◆ **PROVIDED ENTRIES**:

◆ ◆ ◆ ◆

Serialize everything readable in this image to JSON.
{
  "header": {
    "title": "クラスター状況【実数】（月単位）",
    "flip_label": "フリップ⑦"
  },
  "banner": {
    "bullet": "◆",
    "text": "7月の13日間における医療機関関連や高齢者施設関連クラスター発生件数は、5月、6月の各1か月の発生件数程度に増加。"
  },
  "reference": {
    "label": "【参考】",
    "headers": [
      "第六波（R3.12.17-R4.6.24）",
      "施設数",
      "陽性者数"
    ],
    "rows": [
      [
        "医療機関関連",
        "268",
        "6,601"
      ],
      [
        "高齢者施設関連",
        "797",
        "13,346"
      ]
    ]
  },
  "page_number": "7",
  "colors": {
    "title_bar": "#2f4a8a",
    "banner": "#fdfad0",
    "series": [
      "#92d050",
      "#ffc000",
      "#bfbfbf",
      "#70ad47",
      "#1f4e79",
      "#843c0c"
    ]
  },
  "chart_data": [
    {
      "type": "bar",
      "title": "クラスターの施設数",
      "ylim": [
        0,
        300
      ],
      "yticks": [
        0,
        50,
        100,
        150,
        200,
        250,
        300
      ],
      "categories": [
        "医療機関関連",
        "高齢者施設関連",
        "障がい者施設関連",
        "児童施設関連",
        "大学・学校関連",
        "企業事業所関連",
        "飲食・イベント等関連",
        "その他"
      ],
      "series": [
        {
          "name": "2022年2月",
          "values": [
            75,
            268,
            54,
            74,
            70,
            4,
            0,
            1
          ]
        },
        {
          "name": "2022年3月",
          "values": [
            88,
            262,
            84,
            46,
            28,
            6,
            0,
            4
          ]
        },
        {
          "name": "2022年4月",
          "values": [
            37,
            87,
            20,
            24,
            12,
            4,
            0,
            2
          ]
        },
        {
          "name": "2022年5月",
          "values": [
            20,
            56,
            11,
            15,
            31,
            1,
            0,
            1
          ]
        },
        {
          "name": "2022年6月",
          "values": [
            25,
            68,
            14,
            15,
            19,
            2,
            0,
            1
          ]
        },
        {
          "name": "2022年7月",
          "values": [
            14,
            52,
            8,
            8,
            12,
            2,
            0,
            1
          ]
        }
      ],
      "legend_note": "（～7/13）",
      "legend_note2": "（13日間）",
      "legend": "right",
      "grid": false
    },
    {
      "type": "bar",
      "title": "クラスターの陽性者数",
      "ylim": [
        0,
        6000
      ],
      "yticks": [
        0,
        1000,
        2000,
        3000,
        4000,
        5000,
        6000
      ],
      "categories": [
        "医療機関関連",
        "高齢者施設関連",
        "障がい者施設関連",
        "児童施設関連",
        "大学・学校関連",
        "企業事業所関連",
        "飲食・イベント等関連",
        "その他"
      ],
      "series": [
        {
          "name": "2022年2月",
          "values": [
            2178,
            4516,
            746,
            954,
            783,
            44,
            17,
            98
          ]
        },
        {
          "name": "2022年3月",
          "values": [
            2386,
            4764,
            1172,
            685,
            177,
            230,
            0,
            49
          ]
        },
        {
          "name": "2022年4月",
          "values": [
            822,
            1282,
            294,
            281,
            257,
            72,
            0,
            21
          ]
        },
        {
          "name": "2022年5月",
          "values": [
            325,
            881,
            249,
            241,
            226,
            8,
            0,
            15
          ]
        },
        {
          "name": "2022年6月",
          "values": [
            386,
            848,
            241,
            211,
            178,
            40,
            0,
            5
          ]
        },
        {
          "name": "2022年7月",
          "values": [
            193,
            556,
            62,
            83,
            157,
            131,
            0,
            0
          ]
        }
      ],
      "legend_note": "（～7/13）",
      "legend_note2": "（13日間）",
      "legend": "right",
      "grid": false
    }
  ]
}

◆ ◆ ◆ ◆

◆ **DIRECTIONS FOR THIS TASK**: Please repeat the listing exactly, with nothing left out.

◆ **WRITTEN SOLUTION**:
Serialize everything readable in this image to JSON.
{
  "header": {
    "title": "クラスター状況【実数】（月単位）",
    "flip_label": "フリップ⑦"
  },
  "banner": {
    "bullet": "◆",
    "text": "7月の13日間における医療機関関連や高齢者施設関連クラスター発生件数は、5月、6月の各1か月の発生件数程度に増加。"
  },
  "reference": {
    "label": "【参考】",
    "headers": [
      "第六波（R3.12.17-R4.6.24）",
      "施設数",
      "陽性者数"
    ],
    "rows": [
      [
        "医療機関関連",
        "268",
        "6,601"
      ],
      [
        "高齢者施設関連",
        "797",
        "13,346"
      ]
    ]
  },
  "page_number": "7",
  "colors": {
    "title_bar": "#2f4a8a",
    "banner": "#fdfad0",
    "series": [
      "#92d050",
      "#ffc000",
      "#bfbfbf",
      "#70ad47",
      "#1f4e79",
      "#843c0c"
    ]
  },
  "chart_data": [
    {
      "type": "bar",
      "title": "クラスターの施設数",
      "ylim": [
        0,
        300
      ],
      "yticks": [
        0,
        50,
        100,
        150,
        200,
        250,
        300
      ],
      "categories": [
        "医療機関関連",
        "高齢者施設関連",
        "障がい者施設関連",
        "児童施設関連",
        "大学・学校関連",
        "企業事業所関連",
        "飲食・イベント等関連",
        "その他"
      ],
      "series": [
        {
          "name": "2022年2月",
          "values": [
            75,
            268,
            54,
            74,
            70,
            4,
            0,
            1
          ]
        },
        {
          "name": "2022年3月",
          "values": [
            88,
            262,
            84,
            46,
            28,
            6,
            0,
            4
          ]
        },
        {
          "name": "2022年4月",
          "values": [
            37,
            87,
            20,
            24,
            12,
            4,
            0,
            2
          ]
        },
        {
          "name": "2022年5月",
          "values": [
            20,
            56,
            11,
            15,
            31,
            1,
            0,
            1
          ]
        },
        {
          "name": "2022年6月",
          "values": [
            25,
            68,
            14,
            15,
            19,
            2,
            0,
            1
          ]
        },
        {
          "name": "2022年7月",
          "values": [
            14,
            52,
            8,
            8,
            12,
            2,
            0,
            1
          ]
        }
      ],
      "legend_note": "（～7/13）",
      "legend_note2": "（13日間）",
      "legend": "right",
      "grid": false
    },
    {
      "type": "bar",
      "title": "クラスターの陽性者数",
      "ylim": [
        0,
        6000
      ],
      "yticks": [
        0,
        1000,
        2000,
        3000,
        4000,
        5000,
        6000
      ],
      "categories": [
        "医療機関関連",
        "高齢者施設関連",
        "障がい者施設関連",
        "児童施設関連",
        "大学・学校関連",
        "企業事業所関連",
        "飲食・イベント等関連",
        "その他"
      ],
      "series": [
        {
          "name": "2022年2月",
          "values": [
            2178,
            4516,
            746,
            954,
            783,
            44,
            17,
            98
          ]
        },
        {
          "name": "2022年3月",
          "values": [
            2386,
            4764,
            1172,
            685,
            177,
            230,
            0,
            49
          ]
        },
        {
          "name": "2022年4月",
          "values": [
            822,
            1282,
            294,
            281,
            257,
            72,
            0,
            21
          ]
        },
        {
          "name": "2022年5月",
          "values": [
            325,
            881,
            249,
            241,
            226,
            8,
            0,
            15
          ]
        },
        {
          "name": "2022年6月",
          "values": [
            386,
            848,
            241,
            211,
            178,
            40,
            0,
            5
          ]
        },
        {
          "name": "2022年7月",
          "values": [
            193,
            556,
            62,
            83,
            157,
            131,
            0,
            0
          ]
        }
      ],
      "legend_note": "（～7/13）",
      "legend_note2": "（13日間）",
      "legend": "right",
      "grid": false
    }
  ]
}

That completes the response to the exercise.